_REQUEST:_ All of the material below is to be restated word for word, apart from the pictures.

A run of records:

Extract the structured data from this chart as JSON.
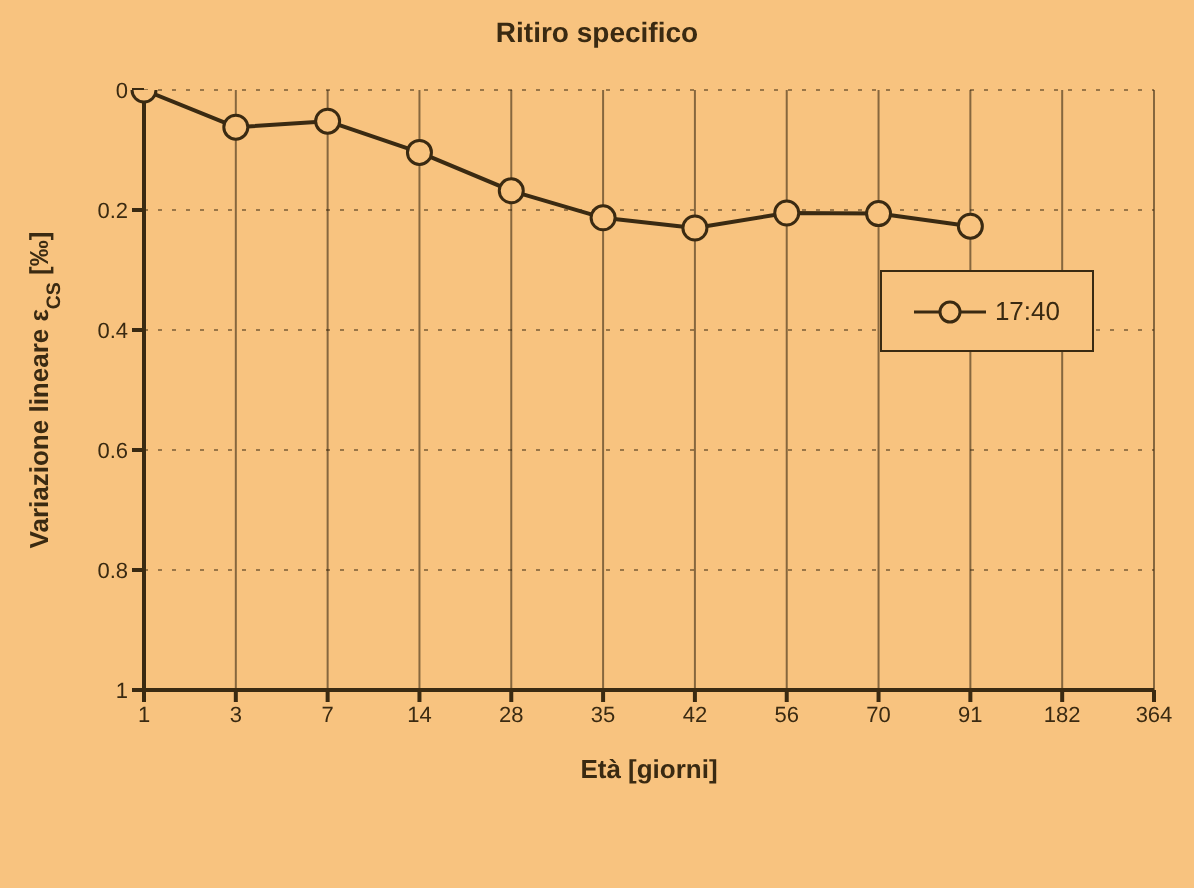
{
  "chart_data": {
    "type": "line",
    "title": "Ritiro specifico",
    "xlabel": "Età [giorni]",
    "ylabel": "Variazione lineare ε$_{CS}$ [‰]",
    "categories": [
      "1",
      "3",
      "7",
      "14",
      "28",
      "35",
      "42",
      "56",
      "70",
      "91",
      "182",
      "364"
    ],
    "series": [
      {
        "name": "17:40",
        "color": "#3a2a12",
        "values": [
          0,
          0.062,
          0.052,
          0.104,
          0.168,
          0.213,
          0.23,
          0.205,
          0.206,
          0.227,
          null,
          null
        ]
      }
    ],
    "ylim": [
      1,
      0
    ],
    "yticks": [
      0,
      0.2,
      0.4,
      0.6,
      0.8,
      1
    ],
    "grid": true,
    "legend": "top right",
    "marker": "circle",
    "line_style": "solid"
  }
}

_SOLUTION TO THIS PROBLEM:_
Extract the structured data from this chart as JSON.
{
  "chart_data": {
    "type": "line",
    "title": "Ritiro specifico",
    "xlabel": "Età [giorni]",
    "ylabel": "Variazione lineare ε$_{CS}$ [‰]",
    "categories": [
      "1",
      "3",
      "7",
      "14",
      "28",
      "35",
      "42",
      "56",
      "70",
      "91",
      "182",
      "364"
    ],
    "series": [
      {
        "name": "17:40",
        "color": "#3a2a12",
        "values": [
          0,
          0.062,
          0.052,
          0.104,
          0.168,
          0.213,
          0.23,
          0.205,
          0.206,
          0.227,
          null,
          null
        ]
      }
    ],
    "ylim": [
      1,
      0
    ],
    "yticks": [
      0,
      0.2,
      0.4,
      0.6,
      0.8,
      1
    ],
    "grid": true,
    "legend": "top right",
    "marker": "circle",
    "line_style": "solid"
  }
}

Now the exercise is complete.